» WHAT YOU WILL DO: State how many lines of the records contain the string "loading". Give the number alone.

» DATA SECTION:

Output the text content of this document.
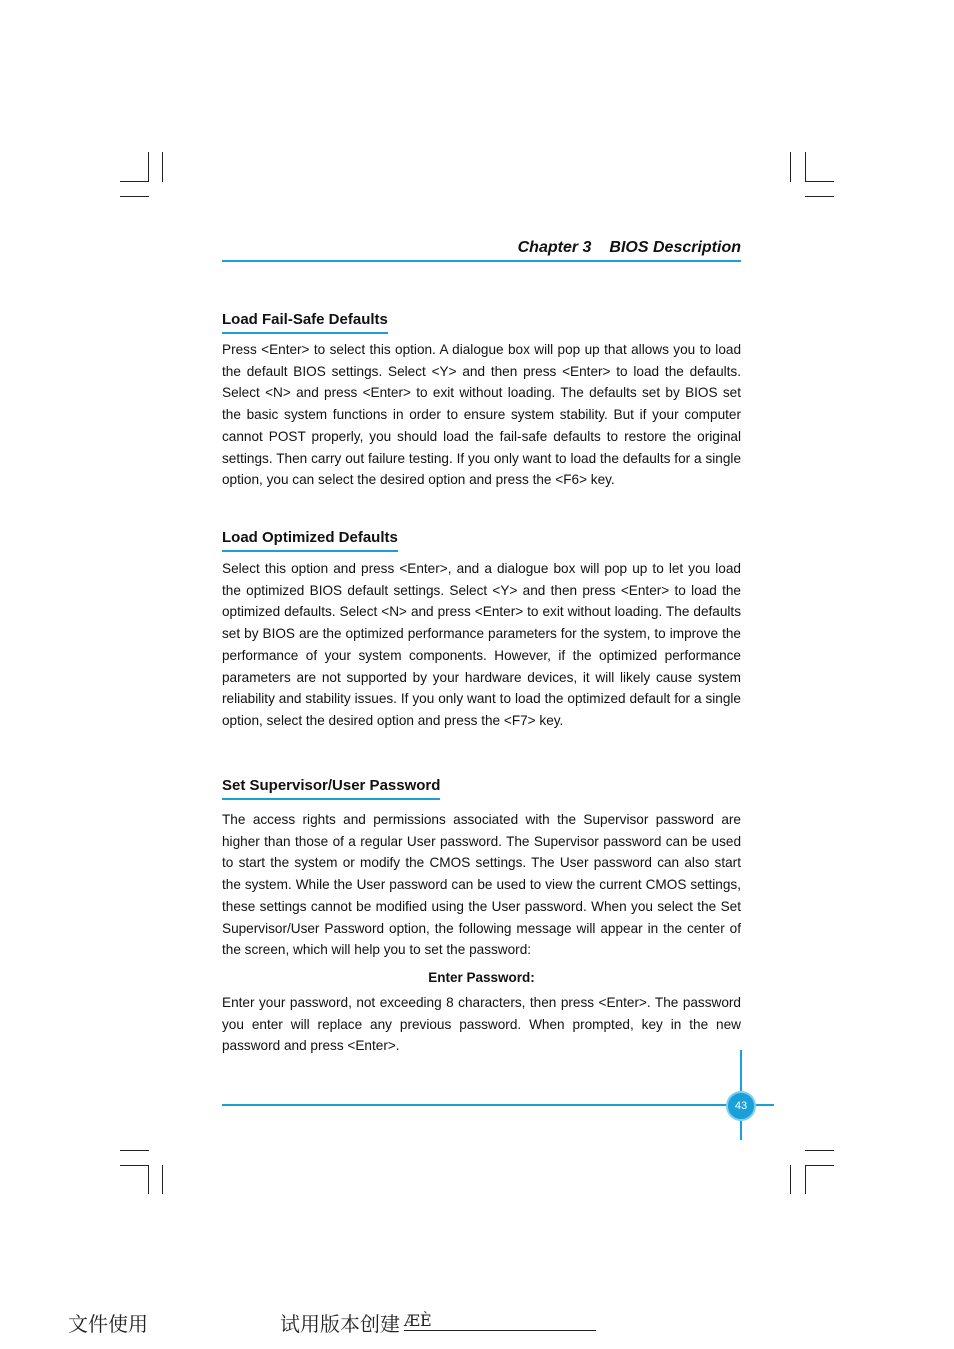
Chapter 3 BIOS Description
Load Fail-Safe Defaults

Press <Enter> to select this option. A dialogue box will pop up that allows you to load the default BIOS settings. Select <Y> and then press <Enter> to load the defaults. Select <N> and press <Enter> to exit without loading. The defaults set by BIOS set the basic system functions in order to ensure system stability. But if your computer cannot POST properly, you should load the fail-safe defaults to restore the original settings. Then carry out failure testing. If you only want to load the defaults for a single option, you can select the desired option and press the <F6> key.

Load Optimized Defaults

Select this option and press <Enter>, and a dialogue box will pop up to let you load the optimized BIOS default settings. Select <Y> and then press <Enter> to load the optimized defaults. Select <N> and press <Enter> to exit without loading. The defaults set by BIOS are the optimized performance parameters for the system, to improve the performance of your system components. However, if the optimized performance parameters are not supported by your hardware devices, it will likely cause system reliability and stability issues. If you only want to load the optimized default for a single option, select the desired option and press the <F7> key.

Set Supervisor/User Password

The access rights and permissions associated with the Supervisor password are higher than those of a regular User password. The Supervisor password can be used to start the system or modify the CMOS settings. The User password can also start the system. While the User password can be used to view the current CMOS settings, these settings cannot be modified using the User password. When you select the Set Supervisor/User Password option, the following message will appear in the center of the screen, which will help you to set the password:

Enter Password:

Enter your password, not exceeding 8 characters, then press <Enter>. The password you enter will replace any previous password. When prompted, key in the new password and press <Enter>.

43
文件使用	试用版本创建 ÆÈ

» SOLUTION TO THIS PROBLEM: 2